-- START OF Document text --

Strictly speaking, all American
novels (with the exception of those written by Native
Americans) are in one way or another immigrant fiction.
But we usually think of immigrant fiction more narrowly
as the encounter of the foreign-born with a presumably
dominant Anglo-American culture. Thematically, this
fiction is the site where self-invention encounters
its limits, where compromise and accommodation wrestle
with the unappeasable. Linguistically, it is a fertile
estuary infusing the Puritans’ English with the
dialect seasonings, syntactical corkscrews, and passionate
utterances of the Other.
In these novels, the immigrant experience often begins
in a spirit of wild, open-ended adventure, as their
protagonists fling themselves halfway around the world,
breaking dramatically with past lives to settle in a
big country full of promise, though soon enough the
sphere contracts to an urban ghetto or small town, where
they are thrown into an introverted, claustrophobic
self-protectiveness amidst their own kind. The immigrating
family distills the tensions from within and without:
On the one hand, it shields its members against a hostile
or indifferent environment; on the other hand, it entraps
them in a prison where sibling rivalries, oedipal struggles,
and marital discords have little opportunity for diffusion.
The sensitive child (often the author-surrogate) can
escape through education, and, indeed, immigrant novels
are filled with the romance of schooling, but once freed
from the familial coils of emotional blackmail through
learning and assimilation, the individual is faced with
a new loneliness, and guilt for leaving his or her people
behind.

-- END OF Document text --

## Task a
Write out the passage on immigrant fiction word for word, from "Strictly speaking, all" to "of the Other.".

-- START OF Information provided --

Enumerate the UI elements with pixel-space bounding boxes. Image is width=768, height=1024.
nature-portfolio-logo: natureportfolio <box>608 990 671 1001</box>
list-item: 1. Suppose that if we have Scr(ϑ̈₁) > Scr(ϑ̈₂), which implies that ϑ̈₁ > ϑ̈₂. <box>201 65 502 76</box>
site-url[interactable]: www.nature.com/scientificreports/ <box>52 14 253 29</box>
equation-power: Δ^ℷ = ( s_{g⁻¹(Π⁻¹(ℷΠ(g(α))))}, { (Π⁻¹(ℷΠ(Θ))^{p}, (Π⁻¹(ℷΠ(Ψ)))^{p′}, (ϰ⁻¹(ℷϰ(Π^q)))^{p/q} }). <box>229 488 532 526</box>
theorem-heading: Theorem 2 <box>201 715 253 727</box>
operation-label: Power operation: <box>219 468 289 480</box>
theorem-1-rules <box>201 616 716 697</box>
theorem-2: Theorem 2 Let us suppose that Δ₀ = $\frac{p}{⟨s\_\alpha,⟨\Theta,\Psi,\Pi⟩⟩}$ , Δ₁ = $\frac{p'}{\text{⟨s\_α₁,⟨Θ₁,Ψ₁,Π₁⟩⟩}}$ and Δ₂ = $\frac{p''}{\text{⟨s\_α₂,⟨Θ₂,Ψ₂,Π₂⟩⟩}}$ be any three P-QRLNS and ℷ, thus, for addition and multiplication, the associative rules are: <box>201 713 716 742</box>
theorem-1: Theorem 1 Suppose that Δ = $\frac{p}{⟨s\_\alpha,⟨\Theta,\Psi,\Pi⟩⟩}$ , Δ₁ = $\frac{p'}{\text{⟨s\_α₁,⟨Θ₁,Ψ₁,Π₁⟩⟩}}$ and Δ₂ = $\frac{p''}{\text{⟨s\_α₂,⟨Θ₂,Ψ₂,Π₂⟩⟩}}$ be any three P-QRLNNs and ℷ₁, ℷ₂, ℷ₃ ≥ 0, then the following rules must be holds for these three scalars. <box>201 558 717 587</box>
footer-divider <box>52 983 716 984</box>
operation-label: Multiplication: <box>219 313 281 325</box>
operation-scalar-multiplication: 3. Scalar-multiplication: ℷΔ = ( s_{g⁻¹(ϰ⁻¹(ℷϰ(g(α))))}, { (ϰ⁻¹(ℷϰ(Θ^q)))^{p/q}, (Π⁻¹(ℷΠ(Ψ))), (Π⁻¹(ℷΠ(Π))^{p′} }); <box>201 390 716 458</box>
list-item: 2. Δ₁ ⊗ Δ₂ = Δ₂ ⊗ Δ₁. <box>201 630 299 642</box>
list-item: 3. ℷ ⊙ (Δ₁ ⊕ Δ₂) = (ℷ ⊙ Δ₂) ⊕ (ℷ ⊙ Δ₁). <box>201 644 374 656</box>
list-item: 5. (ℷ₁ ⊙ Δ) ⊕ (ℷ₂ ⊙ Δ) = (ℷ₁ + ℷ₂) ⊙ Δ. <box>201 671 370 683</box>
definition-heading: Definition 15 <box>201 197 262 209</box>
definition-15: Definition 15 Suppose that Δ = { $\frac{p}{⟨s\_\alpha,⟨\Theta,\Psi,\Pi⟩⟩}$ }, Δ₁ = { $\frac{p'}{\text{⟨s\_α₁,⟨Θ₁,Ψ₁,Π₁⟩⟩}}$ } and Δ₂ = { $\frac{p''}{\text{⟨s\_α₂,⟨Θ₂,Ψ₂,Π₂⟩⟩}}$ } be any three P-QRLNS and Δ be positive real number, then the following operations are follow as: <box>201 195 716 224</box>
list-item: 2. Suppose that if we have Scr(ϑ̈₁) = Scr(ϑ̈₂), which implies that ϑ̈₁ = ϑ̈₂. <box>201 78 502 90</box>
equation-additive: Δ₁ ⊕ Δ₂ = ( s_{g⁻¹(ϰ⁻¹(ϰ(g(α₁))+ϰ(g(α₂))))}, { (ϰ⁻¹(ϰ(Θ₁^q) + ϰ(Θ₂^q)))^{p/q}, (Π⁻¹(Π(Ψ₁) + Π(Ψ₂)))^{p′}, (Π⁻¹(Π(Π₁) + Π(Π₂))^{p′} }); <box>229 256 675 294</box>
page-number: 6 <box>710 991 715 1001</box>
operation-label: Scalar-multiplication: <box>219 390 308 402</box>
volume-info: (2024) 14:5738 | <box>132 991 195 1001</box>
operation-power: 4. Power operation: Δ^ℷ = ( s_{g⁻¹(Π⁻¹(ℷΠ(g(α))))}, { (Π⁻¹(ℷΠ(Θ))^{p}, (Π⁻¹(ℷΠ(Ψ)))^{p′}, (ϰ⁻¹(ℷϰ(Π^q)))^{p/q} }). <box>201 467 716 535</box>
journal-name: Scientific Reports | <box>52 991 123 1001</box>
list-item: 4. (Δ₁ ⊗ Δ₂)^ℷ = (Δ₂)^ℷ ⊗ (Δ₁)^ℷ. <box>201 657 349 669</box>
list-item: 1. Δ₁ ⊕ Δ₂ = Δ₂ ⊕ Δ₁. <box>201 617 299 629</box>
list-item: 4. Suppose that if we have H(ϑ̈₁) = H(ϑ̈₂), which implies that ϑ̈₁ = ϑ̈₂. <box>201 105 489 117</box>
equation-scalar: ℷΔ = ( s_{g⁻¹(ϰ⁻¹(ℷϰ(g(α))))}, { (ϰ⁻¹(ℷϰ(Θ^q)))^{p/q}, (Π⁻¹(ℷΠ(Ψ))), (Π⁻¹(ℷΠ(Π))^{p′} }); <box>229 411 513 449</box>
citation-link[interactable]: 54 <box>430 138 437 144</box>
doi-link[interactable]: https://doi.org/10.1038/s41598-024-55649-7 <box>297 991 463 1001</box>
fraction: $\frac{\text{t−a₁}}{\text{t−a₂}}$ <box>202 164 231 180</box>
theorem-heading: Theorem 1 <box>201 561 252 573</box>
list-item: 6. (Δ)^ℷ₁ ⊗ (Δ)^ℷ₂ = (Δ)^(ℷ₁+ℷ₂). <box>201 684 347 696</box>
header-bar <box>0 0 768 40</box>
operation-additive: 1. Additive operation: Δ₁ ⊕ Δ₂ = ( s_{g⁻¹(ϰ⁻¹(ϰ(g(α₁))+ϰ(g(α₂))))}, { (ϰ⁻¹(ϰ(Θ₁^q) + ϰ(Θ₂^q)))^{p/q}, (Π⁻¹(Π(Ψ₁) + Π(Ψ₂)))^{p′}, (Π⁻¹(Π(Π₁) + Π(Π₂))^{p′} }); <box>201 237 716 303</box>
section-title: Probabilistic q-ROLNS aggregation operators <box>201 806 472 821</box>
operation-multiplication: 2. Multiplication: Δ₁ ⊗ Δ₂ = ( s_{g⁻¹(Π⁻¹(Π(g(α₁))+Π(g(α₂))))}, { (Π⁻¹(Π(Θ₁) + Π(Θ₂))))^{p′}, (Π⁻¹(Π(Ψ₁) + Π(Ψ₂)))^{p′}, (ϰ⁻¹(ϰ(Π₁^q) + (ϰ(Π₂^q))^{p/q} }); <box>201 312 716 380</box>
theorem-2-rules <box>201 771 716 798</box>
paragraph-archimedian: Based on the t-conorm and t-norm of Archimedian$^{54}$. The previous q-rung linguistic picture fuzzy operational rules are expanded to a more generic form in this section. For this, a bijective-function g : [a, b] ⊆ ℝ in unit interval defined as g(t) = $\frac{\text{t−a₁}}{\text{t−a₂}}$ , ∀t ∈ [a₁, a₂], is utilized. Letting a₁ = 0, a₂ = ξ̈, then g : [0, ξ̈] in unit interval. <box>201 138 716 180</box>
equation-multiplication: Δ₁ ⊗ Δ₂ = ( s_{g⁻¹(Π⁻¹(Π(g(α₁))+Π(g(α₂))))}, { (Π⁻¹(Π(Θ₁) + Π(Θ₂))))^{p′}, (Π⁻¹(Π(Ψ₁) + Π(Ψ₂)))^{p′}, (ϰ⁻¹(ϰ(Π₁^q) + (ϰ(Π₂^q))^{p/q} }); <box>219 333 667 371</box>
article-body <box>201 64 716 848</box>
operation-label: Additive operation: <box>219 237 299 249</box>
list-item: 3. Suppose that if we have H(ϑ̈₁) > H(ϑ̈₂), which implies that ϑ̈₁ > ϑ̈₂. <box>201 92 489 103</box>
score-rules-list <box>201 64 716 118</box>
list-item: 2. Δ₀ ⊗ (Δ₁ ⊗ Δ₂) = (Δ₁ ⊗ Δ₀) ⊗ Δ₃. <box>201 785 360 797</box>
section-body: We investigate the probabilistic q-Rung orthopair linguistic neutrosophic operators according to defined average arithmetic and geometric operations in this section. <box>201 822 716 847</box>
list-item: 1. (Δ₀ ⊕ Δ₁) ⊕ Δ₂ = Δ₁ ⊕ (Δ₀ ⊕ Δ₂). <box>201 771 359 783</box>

-- END OF Information provided --

## Task b
Reproduce the records word for word from their first line through the line containing "list-item: 3. ℷ", including both ends.

## Task result a
Strictly speaking, all American
novels (with the exception of those written by Native
Americans) are in one way or another immigrant fiction.
But we usually think of immigrant fiction more narrowly
as the encounter of the foreign-born with a presumably
dominant Anglo-American culture. Thematically, this
fiction is the site where self-invention encounters
its limits, where compromise and accommodation wrestle
with the unappeasable. Linguistically, it is a fertile
estuary infusing the Puritans’ English with the
dialect seasonings, syntactical corkscrews, and passionate
utterances of the Other.

## Task result b
Enumerate the UI elements with pixel-space bounding boxes. Image is width=768, height=1024.
nature-portfolio-logo: natureportfolio <box>608 990 671 1001</box>
list-item: 1. Suppose that if we have Scr(ϑ̈₁) > Scr(ϑ̈₂), which implies that ϑ̈₁ > ϑ̈₂. <box>201 65 502 76</box>
site-url[interactable]: www.nature.com/scientificreports/ <box>52 14 253 29</box>
equation-power: Δ^ℷ = ( s_{g⁻¹(Π⁻¹(ℷΠ(g(α))))}, { (Π⁻¹(ℷΠ(Θ))^{p}, (Π⁻¹(ℷΠ(Ψ)))^{p′}, (ϰ⁻¹(ℷϰ(Π^q)))^{p/q} }). <box>229 488 532 526</box>
theorem-heading: Theorem 2 <box>201 715 253 727</box>
operation-label: Power operation: <box>219 468 289 480</box>
theorem-1-rules <box>201 616 716 697</box>
theorem-2: Theorem 2 Let us suppose that Δ₀ = $\frac{p}{⟨s\_\alpha,⟨\Theta,\Psi,\Pi⟩⟩}$ , Δ₁ = $\frac{p'}{\text{⟨s\_α₁,⟨Θ₁,Ψ₁,Π₁⟩⟩}}$ and Δ₂ = $\frac{p''}{\text{⟨s\_α₂,⟨Θ₂,Ψ₂,Π₂⟩⟩}}$ be any three P-QRLNS and ℷ, thus, for addition and multiplication, the associative rules are: <box>201 713 716 742</box>
theorem-1: Theorem 1 Suppose that Δ = $\frac{p}{⟨s\_\alpha,⟨\Theta,\Psi,\Pi⟩⟩}$ , Δ₁ = $\frac{p'}{\text{⟨s\_α₁,⟨Θ₁,Ψ₁,Π₁⟩⟩}}$ and Δ₂ = $\frac{p''}{\text{⟨s\_α₂,⟨Θ₂,Ψ₂,Π₂⟩⟩}}$ be any three P-QRLNNs and ℷ₁, ℷ₂, ℷ₃ ≥ 0, then the following rules must be holds for these three scalars. <box>201 558 717 587</box>
footer-divider <box>52 983 716 984</box>
operation-label: Multiplication: <box>219 313 281 325</box>
operation-scalar-multiplication: 3. Scalar-multiplication: ℷΔ = ( s_{g⁻¹(ϰ⁻¹(ℷϰ(g(α))))}, { (ϰ⁻¹(ℷϰ(Θ^q)))^{p/q}, (Π⁻¹(ℷΠ(Ψ))), (Π⁻¹(ℷΠ(Π))^{p′} }); <box>201 390 716 458</box>
list-item: 2. Δ₁ ⊗ Δ₂ = Δ₂ ⊗ Δ₁. <box>201 630 299 642</box>
list-item: 3. ℷ ⊙ (Δ₁ ⊕ Δ₂) = (ℷ ⊙ Δ₂) ⊕ (ℷ ⊙ Δ₁). <box>201 644 374 656</box>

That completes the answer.